◆ The exercise ◆
Below are the entries; state how many of their lines contain the string "Professor", and nothing more.

==== Material for this task ====

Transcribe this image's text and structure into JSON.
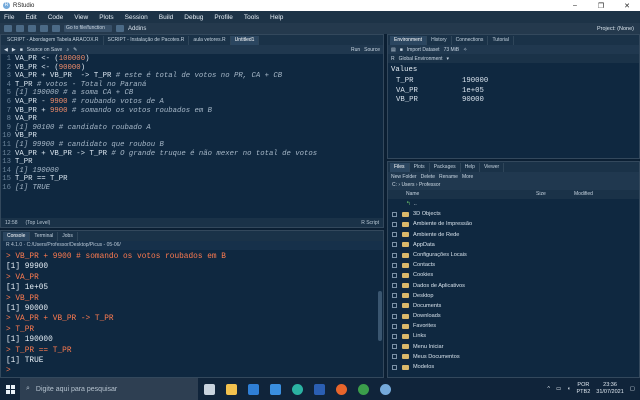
{
  "window": {
    "title": "RStudio",
    "minimize": "–",
    "maximize": "❐",
    "close": "✕"
  },
  "menu": [
    "File",
    "Edit",
    "Code",
    "View",
    "Plots",
    "Session",
    "Build",
    "Debug",
    "Profile",
    "Tools",
    "Help"
  ],
  "toolbar": {
    "goto_placeholder": "Go to file/function",
    "addins": "Addins",
    "project": "Project: (None)"
  },
  "editor": {
    "tabs": [
      "SCRIPT - Abordagem Tabela ARACOX.R",
      "SCRIPT - Instalação de Pacotes.R",
      "aula vetores.R",
      "Untitled1"
    ],
    "active_tab": 3,
    "source_on_save": "Source on Save",
    "run": "Run",
    "source": "Source",
    "lines": [
      [
        {
          "t": "VA_PR <- (",
          "c": "def"
        },
        {
          "t": "100000",
          "c": "num"
        },
        {
          "t": ")",
          "c": "def"
        }
      ],
      [
        {
          "t": "VB_PR <- (",
          "c": "def"
        },
        {
          "t": "90000",
          "c": "num"
        },
        {
          "t": ")",
          "c": "def"
        }
      ],
      [
        {
          "t": "VA_PR + VB_PR  -> T_PR ",
          "c": "def"
        },
        {
          "t": "# este é total de votos no PR, CA + CB",
          "c": "com"
        }
      ],
      [
        {
          "t": "T_PR ",
          "c": "def"
        },
        {
          "t": "# votos - Total no Paraná",
          "c": "com"
        }
      ],
      [
        {
          "t": "[1] 190000 ",
          "c": "com"
        },
        {
          "t": "# a soma CA + CB",
          "c": "com"
        }
      ],
      [
        {
          "t": "VA_PR - ",
          "c": "def"
        },
        {
          "t": "9900",
          "c": "num"
        },
        {
          "t": " # roubando votos de A",
          "c": "com"
        }
      ],
      [
        {
          "t": "VB_PR + ",
          "c": "def"
        },
        {
          "t": "9900",
          "c": "num"
        },
        {
          "t": " # somando os votos roubados em B",
          "c": "com"
        }
      ],
      [
        {
          "t": "VA_PR",
          "c": "def"
        }
      ],
      [
        {
          "t": "[1] 90100 ",
          "c": "com"
        },
        {
          "t": "# candidato roubado A",
          "c": "com"
        }
      ],
      [
        {
          "t": "VB_PR",
          "c": "def"
        }
      ],
      [
        {
          "t": "[1] 99900 ",
          "c": "com"
        },
        {
          "t": "# candidato que roubou B",
          "c": "com"
        }
      ],
      [
        {
          "t": "VA_PR + VB_PR -> T_PR ",
          "c": "def"
        },
        {
          "t": "# O grande truque é não mexer no total de votos",
          "c": "com"
        }
      ],
      [
        {
          "t": "T_PR",
          "c": "def"
        }
      ],
      [
        {
          "t": "[1] 190000",
          "c": "com"
        }
      ],
      [
        {
          "t": "T_PR == T_PR",
          "c": "def"
        }
      ],
      [
        {
          "t": "[1] TRUE",
          "c": "com"
        }
      ]
    ],
    "status_pos": "12:58",
    "status_level": "(Top Level)",
    "status_type": "R Script"
  },
  "console": {
    "tabs": [
      "Console",
      "Terminal",
      "Jobs"
    ],
    "path": "R 4.1.0 · C:/Users/Professor/Desktop/Picus - 05-06/",
    "lines": [
      {
        "p": "> ",
        "t": "VB_PR + 9900 # somando os votos roubados em B",
        "k": "cmd"
      },
      {
        "p": "",
        "t": "[1] 99900",
        "k": "out"
      },
      {
        "p": "> ",
        "t": "VA_PR",
        "k": "cmd"
      },
      {
        "p": "",
        "t": "[1] 1e+05",
        "k": "out"
      },
      {
        "p": "> ",
        "t": "VB_PR",
        "k": "cmd"
      },
      {
        "p": "",
        "t": "[1] 90000",
        "k": "out"
      },
      {
        "p": "> ",
        "t": "VA_PR + VB_PR -> T_PR",
        "k": "cmd"
      },
      {
        "p": "> ",
        "t": "T_PR",
        "k": "cmd"
      },
      {
        "p": "",
        "t": "[1] 190000",
        "k": "out"
      },
      {
        "p": "> ",
        "t": "T_PR == T_PR",
        "k": "cmd"
      },
      {
        "p": "",
        "t": "[1] TRUE",
        "k": "out"
      },
      {
        "p": "> ",
        "t": "",
        "k": "cmd"
      }
    ]
  },
  "environment": {
    "tabs": [
      "Environment",
      "History",
      "Connections",
      "Tutorial"
    ],
    "import": "Import Dataset",
    "memory": "73 MiB",
    "scope": "Global Environment",
    "header": "Values",
    "rows": [
      {
        "name": "T_PR",
        "value": "190000"
      },
      {
        "name": "VA_PR",
        "value": "1e+05"
      },
      {
        "name": "VB_PR",
        "value": "90000"
      }
    ]
  },
  "files": {
    "tabs": [
      "Files",
      "Plots",
      "Packages",
      "Help",
      "Viewer"
    ],
    "actions": [
      "New Folder",
      "Delete",
      "Rename",
      "More"
    ],
    "crumb": "C: › Users › Professor",
    "columns": [
      "Name",
      "Size",
      "Modified"
    ],
    "up": "..",
    "items": [
      "3D Objects",
      "Ambiente de Impressão",
      "Ambiente de Rede",
      "AppData",
      "Configurações Locais",
      "Contacts",
      "Cookies",
      "Dados de Aplicativos",
      "Desktop",
      "Documents",
      "Downloads",
      "Favorites",
      "Links",
      "Menu Iniciar",
      "Meus Documentos",
      "Modelos"
    ]
  },
  "taskbar": {
    "search_placeholder": "Digite aqui para pesquisar",
    "lang": "POR",
    "lang2": "PTB2",
    "time": "23:36",
    "date": "31/07/2021",
    "apps": [
      {
        "name": "task-view",
        "color": "#c8d3de"
      },
      {
        "name": "explorer",
        "color": "#f2c14e"
      },
      {
        "name": "mail",
        "color": "#2f7fd6"
      },
      {
        "name": "store",
        "color": "#3a8fe0"
      },
      {
        "name": "edge",
        "color": "#2bb3a3"
      },
      {
        "name": "word",
        "color": "#2b5fb3"
      },
      {
        "name": "firefox",
        "color": "#e8652b"
      },
      {
        "name": "chrome",
        "color": "#3b9e4b"
      },
      {
        "name": "rstudio",
        "color": "#75aadb"
      }
    ]
  }
}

====

◆ Correct result ◆
2